### Exercise details
Copy every record below exactly as written, but leave out the pictures.

Stored data entries
▶

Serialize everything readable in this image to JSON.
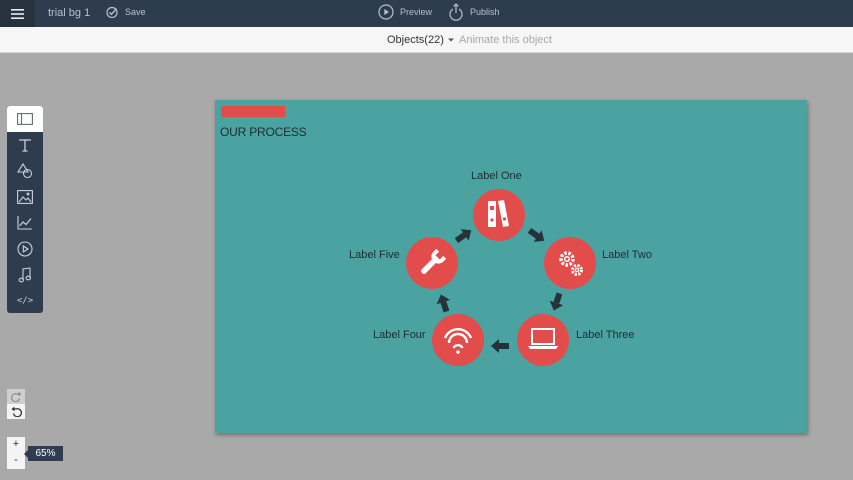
{
  "topbar": {
    "document_title": "trial bg 1",
    "save_label": "Save",
    "preview_label": "Preview",
    "publish_label": "Publish"
  },
  "subbar": {
    "objects_label": "Objects(22)",
    "animate_label": "Animate this object"
  },
  "tools": [
    {
      "icon": "slide-panel-icon"
    },
    {
      "icon": "text-icon"
    },
    {
      "icon": "shapes-icon"
    },
    {
      "icon": "image-icon"
    },
    {
      "icon": "chart-icon"
    },
    {
      "icon": "video-icon"
    },
    {
      "icon": "audio-icon"
    },
    {
      "icon": "embed-code-icon",
      "label": "</>"
    }
  ],
  "zoom": {
    "plus": "+",
    "minus": "-",
    "level": "65%"
  },
  "slide": {
    "title": "OUR PROCESS",
    "nodes": [
      {
        "label": "Label One",
        "icon": "binders-icon"
      },
      {
        "label": "Label Two",
        "icon": "gears-icon"
      },
      {
        "label": "Label Three",
        "icon": "laptop-icon"
      },
      {
        "label": "Label Four",
        "icon": "wifi-icon"
      },
      {
        "label": "Label Five",
        "icon": "wrench-icon"
      }
    ]
  },
  "colors": {
    "topbar": "#2e3c4f",
    "slide_bg": "#4aa3a1",
    "accent_red": "#e24c4b",
    "arrow": "#26323a"
  }
}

◀

### Finished task
Serialize everything readable in this image to JSON.
{
  "topbar": {
    "document_title": "trial bg 1",
    "save_label": "Save",
    "preview_label": "Preview",
    "publish_label": "Publish"
  },
  "subbar": {
    "objects_label": "Objects(22)",
    "animate_label": "Animate this object"
  },
  "tools": [
    {
      "icon": "slide-panel-icon"
    },
    {
      "icon": "text-icon"
    },
    {
      "icon": "shapes-icon"
    },
    {
      "icon": "image-icon"
    },
    {
      "icon": "chart-icon"
    },
    {
      "icon": "video-icon"
    },
    {
      "icon": "audio-icon"
    },
    {
      "icon": "embed-code-icon",
      "label": "</>"
    }
  ],
  "zoom": {
    "plus": "+",
    "minus": "-",
    "level": "65%"
  },
  "slide": {
    "title": "OUR PROCESS",
    "nodes": [
      {
        "label": "Label One",
        "icon": "binders-icon"
      },
      {
        "label": "Label Two",
        "icon": "gears-icon"
      },
      {
        "label": "Label Three",
        "icon": "laptop-icon"
      },
      {
        "label": "Label Four",
        "icon": "wifi-icon"
      },
      {
        "label": "Label Five",
        "icon": "wrench-icon"
      }
    ]
  },
  "colors": {
    "topbar": "#2e3c4f",
    "slide_bg": "#4aa3a1",
    "accent_red": "#e24c4b",
    "arrow": "#26323a"
  }
}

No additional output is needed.